DIRECTIONS. Every line that holds "text" should be shown.

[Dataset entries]
#####
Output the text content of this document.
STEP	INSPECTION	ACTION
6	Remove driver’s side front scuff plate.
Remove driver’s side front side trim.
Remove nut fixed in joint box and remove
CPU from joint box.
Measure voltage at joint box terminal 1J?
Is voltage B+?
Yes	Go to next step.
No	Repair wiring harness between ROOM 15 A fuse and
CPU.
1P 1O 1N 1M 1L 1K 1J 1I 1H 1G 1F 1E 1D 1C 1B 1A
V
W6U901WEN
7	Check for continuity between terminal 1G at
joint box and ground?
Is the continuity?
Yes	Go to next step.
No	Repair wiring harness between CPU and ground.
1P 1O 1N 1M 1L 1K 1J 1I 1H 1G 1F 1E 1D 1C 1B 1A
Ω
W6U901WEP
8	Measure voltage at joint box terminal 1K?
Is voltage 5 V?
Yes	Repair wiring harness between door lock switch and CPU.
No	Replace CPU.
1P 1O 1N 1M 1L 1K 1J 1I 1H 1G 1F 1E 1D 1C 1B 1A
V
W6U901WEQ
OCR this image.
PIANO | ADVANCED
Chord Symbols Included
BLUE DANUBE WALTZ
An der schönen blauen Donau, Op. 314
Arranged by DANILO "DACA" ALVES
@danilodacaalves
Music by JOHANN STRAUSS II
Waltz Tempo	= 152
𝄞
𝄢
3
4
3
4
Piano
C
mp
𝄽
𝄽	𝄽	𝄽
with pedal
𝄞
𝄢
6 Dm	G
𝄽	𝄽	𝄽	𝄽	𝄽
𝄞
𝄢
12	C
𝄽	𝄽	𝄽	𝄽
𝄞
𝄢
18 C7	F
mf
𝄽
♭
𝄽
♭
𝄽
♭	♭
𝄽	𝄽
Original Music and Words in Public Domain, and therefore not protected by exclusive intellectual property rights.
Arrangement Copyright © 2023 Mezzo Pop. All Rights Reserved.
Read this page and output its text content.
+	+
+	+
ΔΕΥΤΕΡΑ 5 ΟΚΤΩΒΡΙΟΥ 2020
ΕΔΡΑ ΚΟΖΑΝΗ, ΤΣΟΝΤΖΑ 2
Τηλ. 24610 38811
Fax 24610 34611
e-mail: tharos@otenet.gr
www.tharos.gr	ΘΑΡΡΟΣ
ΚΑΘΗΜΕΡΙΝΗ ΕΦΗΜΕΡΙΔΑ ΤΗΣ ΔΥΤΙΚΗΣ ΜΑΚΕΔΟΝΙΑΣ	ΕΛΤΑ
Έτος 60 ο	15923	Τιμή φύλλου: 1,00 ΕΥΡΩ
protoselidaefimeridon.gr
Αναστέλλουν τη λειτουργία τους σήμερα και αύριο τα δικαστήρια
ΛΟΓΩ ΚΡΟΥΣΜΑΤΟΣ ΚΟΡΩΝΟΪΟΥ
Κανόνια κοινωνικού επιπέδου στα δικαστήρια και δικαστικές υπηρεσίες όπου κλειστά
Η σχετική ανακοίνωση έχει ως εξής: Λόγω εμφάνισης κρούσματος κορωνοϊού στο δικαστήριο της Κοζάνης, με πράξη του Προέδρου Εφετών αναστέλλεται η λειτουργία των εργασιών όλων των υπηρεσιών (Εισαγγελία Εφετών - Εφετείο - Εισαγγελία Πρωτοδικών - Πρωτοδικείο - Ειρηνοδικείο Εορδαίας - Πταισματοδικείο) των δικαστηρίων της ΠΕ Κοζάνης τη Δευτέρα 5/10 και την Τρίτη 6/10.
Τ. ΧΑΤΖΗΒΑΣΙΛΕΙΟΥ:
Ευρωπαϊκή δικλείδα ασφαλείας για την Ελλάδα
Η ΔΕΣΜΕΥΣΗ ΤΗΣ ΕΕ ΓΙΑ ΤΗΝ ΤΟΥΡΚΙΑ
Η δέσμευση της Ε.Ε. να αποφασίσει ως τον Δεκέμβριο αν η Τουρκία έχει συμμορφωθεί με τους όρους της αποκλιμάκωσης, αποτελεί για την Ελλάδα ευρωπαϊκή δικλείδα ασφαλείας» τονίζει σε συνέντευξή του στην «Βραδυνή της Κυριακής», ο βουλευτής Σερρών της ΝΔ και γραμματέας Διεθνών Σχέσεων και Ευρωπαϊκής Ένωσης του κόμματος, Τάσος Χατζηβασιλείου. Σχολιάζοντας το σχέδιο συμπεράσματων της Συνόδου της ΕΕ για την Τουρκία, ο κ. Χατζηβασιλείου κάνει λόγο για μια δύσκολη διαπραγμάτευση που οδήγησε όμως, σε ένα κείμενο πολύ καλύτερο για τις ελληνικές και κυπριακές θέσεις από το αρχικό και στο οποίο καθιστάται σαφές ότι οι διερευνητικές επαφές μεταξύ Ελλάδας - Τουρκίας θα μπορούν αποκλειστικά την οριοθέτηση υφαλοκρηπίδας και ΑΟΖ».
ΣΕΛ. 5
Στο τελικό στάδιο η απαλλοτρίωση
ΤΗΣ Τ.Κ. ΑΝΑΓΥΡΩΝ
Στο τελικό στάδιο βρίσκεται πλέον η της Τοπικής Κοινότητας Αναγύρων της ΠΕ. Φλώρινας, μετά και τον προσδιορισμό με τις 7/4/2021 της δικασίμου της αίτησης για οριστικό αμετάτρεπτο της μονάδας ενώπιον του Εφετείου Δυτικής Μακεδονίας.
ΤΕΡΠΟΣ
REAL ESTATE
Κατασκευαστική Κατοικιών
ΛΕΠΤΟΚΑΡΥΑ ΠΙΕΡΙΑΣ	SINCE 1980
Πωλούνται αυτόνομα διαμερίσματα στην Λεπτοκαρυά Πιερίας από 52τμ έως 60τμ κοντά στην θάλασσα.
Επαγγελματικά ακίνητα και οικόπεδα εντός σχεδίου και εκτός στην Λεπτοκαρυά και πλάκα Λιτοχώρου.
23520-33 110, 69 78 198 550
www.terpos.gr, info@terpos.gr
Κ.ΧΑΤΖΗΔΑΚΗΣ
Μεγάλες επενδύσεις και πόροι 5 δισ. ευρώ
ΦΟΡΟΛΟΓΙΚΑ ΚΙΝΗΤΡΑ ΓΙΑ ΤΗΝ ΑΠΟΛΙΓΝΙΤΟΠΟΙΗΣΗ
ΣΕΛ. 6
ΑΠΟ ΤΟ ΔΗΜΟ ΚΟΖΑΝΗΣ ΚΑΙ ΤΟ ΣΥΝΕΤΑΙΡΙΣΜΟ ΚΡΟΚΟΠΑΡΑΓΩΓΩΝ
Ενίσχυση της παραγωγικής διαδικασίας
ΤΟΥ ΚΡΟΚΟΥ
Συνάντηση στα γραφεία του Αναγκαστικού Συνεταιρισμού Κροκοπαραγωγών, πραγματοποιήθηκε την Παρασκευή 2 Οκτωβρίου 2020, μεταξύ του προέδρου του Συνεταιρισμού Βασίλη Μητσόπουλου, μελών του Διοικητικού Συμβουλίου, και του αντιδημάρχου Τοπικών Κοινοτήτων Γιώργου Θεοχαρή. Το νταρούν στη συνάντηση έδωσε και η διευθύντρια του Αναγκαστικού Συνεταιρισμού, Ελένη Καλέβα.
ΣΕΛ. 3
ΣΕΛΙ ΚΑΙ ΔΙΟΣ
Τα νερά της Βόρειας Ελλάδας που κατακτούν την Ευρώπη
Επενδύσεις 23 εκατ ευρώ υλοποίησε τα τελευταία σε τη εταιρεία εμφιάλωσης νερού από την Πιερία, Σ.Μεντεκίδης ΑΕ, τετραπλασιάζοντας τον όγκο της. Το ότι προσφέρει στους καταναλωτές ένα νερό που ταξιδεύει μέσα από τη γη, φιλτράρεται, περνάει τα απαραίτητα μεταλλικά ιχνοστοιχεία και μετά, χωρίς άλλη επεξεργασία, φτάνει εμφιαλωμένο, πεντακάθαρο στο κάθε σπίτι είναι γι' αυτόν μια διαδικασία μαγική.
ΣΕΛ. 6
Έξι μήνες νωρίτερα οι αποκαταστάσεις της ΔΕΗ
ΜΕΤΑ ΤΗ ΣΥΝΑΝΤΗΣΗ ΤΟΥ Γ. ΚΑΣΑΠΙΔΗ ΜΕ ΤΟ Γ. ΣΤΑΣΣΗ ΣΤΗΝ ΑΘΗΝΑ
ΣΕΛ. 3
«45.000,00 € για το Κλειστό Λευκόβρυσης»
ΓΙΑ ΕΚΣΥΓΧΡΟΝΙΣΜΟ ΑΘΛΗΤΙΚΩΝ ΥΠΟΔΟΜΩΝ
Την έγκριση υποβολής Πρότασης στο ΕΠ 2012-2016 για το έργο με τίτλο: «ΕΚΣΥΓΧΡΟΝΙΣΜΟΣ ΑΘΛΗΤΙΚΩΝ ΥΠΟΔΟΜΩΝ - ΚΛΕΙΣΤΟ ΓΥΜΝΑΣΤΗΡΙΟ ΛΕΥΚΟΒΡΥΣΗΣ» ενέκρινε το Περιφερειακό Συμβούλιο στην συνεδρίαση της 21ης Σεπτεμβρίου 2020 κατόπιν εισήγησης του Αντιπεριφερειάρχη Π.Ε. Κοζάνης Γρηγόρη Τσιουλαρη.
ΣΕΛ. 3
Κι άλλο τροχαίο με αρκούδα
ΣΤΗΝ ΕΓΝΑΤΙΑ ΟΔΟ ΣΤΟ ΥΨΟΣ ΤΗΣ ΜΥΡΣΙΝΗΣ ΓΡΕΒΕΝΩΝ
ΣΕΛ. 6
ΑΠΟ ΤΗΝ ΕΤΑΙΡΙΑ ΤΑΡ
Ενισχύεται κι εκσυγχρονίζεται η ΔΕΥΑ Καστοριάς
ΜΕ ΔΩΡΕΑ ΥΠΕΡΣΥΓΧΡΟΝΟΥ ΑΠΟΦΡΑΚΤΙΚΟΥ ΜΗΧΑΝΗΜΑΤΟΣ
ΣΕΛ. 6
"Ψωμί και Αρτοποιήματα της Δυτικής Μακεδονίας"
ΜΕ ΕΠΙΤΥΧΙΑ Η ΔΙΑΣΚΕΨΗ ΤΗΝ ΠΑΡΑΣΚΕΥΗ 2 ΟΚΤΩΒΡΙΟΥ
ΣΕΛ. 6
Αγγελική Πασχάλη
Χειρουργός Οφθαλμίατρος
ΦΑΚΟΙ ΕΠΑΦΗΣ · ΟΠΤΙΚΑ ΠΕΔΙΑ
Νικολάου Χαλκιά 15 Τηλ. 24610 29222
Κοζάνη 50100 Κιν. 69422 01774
#####
THE RESPONSE.
Output the text content of this document.
Read this page and output its text content.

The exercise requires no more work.